Figure content listings:
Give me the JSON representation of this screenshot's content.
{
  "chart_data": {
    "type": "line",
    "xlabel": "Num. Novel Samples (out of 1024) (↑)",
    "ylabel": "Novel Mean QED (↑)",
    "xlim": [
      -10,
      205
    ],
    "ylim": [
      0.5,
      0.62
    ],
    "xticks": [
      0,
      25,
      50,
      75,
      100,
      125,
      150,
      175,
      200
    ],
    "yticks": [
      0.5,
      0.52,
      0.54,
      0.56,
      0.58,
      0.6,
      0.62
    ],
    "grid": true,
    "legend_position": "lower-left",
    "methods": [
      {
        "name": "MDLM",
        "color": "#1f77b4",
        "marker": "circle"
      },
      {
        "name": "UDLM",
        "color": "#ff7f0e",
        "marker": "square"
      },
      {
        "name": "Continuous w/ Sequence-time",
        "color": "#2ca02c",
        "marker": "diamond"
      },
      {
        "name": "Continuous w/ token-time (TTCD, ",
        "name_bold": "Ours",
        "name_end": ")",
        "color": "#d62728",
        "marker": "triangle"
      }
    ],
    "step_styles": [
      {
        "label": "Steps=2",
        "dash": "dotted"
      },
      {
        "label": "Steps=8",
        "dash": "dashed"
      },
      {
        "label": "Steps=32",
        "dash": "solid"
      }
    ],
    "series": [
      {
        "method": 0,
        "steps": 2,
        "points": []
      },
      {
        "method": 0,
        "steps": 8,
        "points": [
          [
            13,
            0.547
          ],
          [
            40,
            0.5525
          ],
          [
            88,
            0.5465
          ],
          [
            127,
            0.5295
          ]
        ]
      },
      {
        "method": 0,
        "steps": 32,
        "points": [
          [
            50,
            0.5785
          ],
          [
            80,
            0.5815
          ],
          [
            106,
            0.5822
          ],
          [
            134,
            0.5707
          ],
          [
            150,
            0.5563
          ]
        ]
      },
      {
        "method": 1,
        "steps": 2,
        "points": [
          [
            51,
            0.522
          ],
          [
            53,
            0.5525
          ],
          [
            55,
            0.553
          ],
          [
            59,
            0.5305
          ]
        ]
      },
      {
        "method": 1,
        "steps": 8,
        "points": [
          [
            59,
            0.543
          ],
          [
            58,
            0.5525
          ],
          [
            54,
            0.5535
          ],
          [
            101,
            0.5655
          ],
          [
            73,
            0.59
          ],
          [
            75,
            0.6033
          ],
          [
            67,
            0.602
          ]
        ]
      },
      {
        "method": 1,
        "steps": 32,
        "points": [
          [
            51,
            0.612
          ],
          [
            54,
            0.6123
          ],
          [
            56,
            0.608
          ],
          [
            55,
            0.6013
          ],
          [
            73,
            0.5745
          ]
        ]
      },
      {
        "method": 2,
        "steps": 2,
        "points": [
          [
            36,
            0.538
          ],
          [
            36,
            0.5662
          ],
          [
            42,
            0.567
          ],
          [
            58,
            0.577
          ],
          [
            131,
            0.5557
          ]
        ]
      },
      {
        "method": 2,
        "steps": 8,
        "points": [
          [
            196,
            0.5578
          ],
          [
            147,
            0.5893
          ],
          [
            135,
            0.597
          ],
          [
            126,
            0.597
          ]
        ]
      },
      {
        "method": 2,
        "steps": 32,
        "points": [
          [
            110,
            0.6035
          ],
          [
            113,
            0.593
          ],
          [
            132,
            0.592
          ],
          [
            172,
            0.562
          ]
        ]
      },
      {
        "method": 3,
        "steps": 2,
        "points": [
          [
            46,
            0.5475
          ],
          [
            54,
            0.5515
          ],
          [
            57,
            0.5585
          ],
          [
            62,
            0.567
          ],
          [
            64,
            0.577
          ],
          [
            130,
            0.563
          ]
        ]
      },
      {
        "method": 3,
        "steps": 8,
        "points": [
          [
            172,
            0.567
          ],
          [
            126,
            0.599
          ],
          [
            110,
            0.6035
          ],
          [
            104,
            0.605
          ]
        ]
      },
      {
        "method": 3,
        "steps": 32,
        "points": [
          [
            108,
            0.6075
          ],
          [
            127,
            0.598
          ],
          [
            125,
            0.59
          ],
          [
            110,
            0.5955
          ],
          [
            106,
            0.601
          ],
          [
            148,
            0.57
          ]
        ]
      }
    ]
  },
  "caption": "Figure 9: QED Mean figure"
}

- **Exercise goal**
Search the records for the word "Mean". Copy every line that has it.

- **Solution for this task**
    "ylabel": "Novel Mean QED (↑)",
  "caption": "Figure 9: QED Mean figure"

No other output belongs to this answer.